**OBJECTIVE**
Please copy every one of the rows below verbatim, with no changes.

___ STORED RECORDS

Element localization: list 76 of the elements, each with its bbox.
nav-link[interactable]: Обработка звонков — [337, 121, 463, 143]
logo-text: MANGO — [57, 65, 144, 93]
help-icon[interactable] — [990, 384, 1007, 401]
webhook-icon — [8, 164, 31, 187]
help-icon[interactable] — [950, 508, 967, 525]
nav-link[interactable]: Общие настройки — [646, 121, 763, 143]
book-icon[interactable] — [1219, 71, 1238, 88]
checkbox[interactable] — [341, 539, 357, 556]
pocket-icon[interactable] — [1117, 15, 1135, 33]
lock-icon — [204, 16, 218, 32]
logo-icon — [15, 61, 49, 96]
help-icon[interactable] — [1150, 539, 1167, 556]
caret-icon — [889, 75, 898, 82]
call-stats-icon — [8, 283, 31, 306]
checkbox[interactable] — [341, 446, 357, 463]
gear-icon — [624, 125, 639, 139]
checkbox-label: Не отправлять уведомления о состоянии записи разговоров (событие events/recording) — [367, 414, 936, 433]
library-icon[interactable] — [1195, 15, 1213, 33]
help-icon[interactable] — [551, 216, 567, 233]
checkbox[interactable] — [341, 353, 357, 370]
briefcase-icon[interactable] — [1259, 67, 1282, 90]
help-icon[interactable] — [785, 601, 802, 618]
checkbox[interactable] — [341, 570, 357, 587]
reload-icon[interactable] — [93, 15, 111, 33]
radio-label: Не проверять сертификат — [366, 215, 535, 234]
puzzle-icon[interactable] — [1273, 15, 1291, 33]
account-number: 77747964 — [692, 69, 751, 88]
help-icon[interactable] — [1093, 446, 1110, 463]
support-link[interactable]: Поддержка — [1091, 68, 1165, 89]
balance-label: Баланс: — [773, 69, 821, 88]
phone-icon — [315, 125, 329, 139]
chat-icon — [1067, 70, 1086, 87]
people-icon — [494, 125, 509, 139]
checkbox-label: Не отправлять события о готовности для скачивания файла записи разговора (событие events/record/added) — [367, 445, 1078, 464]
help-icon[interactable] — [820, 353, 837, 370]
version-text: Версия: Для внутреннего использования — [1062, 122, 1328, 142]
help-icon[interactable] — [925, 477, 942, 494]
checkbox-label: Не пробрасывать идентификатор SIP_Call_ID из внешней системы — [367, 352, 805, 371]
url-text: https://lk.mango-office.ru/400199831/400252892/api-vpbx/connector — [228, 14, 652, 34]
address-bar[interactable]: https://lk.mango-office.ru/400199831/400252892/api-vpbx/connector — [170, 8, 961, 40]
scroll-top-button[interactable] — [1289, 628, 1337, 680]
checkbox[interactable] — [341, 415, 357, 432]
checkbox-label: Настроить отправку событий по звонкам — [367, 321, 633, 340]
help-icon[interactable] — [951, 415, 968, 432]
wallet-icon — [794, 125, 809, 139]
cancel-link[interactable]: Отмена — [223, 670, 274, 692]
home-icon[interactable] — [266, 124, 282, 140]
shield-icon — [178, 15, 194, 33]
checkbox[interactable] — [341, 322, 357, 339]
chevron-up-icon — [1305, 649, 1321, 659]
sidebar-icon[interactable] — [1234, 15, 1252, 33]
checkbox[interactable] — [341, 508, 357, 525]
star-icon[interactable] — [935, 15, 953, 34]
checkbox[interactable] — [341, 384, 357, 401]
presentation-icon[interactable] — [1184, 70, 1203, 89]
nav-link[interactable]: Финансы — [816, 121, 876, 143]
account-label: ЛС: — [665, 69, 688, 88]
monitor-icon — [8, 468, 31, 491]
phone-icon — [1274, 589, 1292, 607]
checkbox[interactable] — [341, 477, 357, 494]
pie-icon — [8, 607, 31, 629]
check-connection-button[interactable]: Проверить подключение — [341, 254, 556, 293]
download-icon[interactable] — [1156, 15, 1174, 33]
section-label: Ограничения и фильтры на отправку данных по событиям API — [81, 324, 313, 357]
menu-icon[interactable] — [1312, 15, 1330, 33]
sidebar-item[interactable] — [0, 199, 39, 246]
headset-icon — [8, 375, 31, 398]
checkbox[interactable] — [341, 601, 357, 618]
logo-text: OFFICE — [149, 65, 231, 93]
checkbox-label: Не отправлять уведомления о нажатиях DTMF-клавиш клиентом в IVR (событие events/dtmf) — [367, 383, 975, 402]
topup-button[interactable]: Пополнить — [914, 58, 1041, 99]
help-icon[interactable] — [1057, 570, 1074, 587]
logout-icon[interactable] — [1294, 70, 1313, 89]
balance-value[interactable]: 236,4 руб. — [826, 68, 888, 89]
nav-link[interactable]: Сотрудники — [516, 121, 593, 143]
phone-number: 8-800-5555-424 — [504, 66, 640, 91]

______

**THE RESPONSE**
Element localization: list 76 of the elements, each with its bbox.
nav-link[interactable]: Обработка звонков — [337, 121, 463, 143]
logo-text: MANGO — [57, 65, 144, 93]
help-icon[interactable] — [990, 384, 1007, 401]
webhook-icon — [8, 164, 31, 187]
help-icon[interactable] — [950, 508, 967, 525]
nav-link[interactable]: Общие настройки — [646, 121, 763, 143]
book-icon[interactable] — [1219, 71, 1238, 88]
checkbox[interactable] — [341, 539, 357, 556]
pocket-icon[interactable] — [1117, 15, 1135, 33]
lock-icon — [204, 16, 218, 32]
logo-icon — [15, 61, 49, 96]
help-icon[interactable] — [1150, 539, 1167, 556]
caret-icon — [889, 75, 898, 82]
call-stats-icon — [8, 283, 31, 306]
checkbox[interactable] — [341, 446, 357, 463]
gear-icon — [624, 125, 639, 139]
checkbox-label: Не отправлять уведомления о состоянии записи разговоров (событие events/recording) — [367, 414, 936, 433]
library-icon[interactable] — [1195, 15, 1213, 33]
help-icon[interactable] — [551, 216, 567, 233]
checkbox[interactable] — [341, 353, 357, 370]
briefcase-icon[interactable] — [1259, 67, 1282, 90]
help-icon[interactable] — [785, 601, 802, 618]
checkbox[interactable] — [341, 570, 357, 587]
reload-icon[interactable] — [93, 15, 111, 33]
radio-label: Не проверять сертификат — [366, 215, 535, 234]
puzzle-icon[interactable] — [1273, 15, 1291, 33]
account-number: 77747964 — [692, 69, 751, 88]
help-icon[interactable] — [1093, 446, 1110, 463]
support-link[interactable]: Поддержка — [1091, 68, 1165, 89]
balance-label: Баланс: — [773, 69, 821, 88]
phone-icon — [315, 125, 329, 139]
chat-icon — [1067, 70, 1086, 87]
people-icon — [494, 125, 509, 139]
checkbox-label: Не отправлять события о готовности для скачивания файла записи разговора (событие events/record/added) — [367, 445, 1078, 464]
help-icon[interactable] — [820, 353, 837, 370]
version-text: Версия: Для внутреннего использования — [1062, 122, 1328, 142]
help-icon[interactable] — [925, 477, 942, 494]
checkbox-label: Не пробрасывать идентификатор SIP_Call_ID из внешней системы — [367, 352, 805, 371]
url-text: https://lk.mango-office.ru/400199831/400252892/api-vpbx/connector — [228, 14, 652, 34]
address-bar[interactable]: https://lk.mango-office.ru/400199831/400252892/api-vpbx/connector — [170, 8, 961, 40]
scroll-top-button[interactable] — [1289, 628, 1337, 680]
checkbox[interactable] — [341, 415, 357, 432]
checkbox-label: Настроить отправку событий по звонкам — [367, 321, 633, 340]
help-icon[interactable] — [951, 415, 968, 432]
wallet-icon — [794, 125, 809, 139]
cancel-link[interactable]: Отмена — [223, 670, 274, 692]
home-icon[interactable] — [266, 124, 282, 140]
shield-icon — [178, 15, 194, 33]
checkbox[interactable] — [341, 322, 357, 339]
chevron-up-icon — [1305, 649, 1321, 659]
sidebar-icon[interactable] — [1234, 15, 1252, 33]
checkbox[interactable] — [341, 508, 357, 525]
star-icon[interactable] — [935, 15, 953, 34]
checkbox[interactable] — [341, 384, 357, 401]
presentation-icon[interactable] — [1184, 70, 1203, 89]
nav-link[interactable]: Финансы — [816, 121, 876, 143]
account-label: ЛС: — [665, 69, 688, 88]
monitor-icon — [8, 468, 31, 491]
phone-icon — [1274, 589, 1292, 607]
checkbox[interactable] — [341, 477, 357, 494]
pie-icon — [8, 607, 31, 629]
check-connection-button[interactable]: Проверить подключение — [341, 254, 556, 293]
download-icon[interactable] — [1156, 15, 1174, 33]
section-label: Ограничения и фильтры на отправку данных по событиям API — [81, 324, 313, 357]
menu-icon[interactable] — [1312, 15, 1330, 33]
sidebar-item[interactable] — [0, 199, 39, 246]
headset-icon — [8, 375, 31, 398]
checkbox[interactable] — [341, 601, 357, 618]
logo-text: OFFICE — [149, 65, 231, 93]
checkbox-label: Не отправлять уведомления о нажатиях DTMF-клавиш клиентом в IVR (событие events/dtmf) — [367, 383, 975, 402]
topup-button[interactable]: Пополнить — [914, 58, 1041, 99]
help-icon[interactable] — [1057, 570, 1074, 587]
logout-icon[interactable] — [1294, 70, 1313, 89]
balance-value[interactable]: 236,4 руб. — [826, 68, 888, 89]
nav-link[interactable]: Сотрудники — [516, 121, 593, 143]
phone-number: 8-800-5555-424 — [504, 66, 640, 91]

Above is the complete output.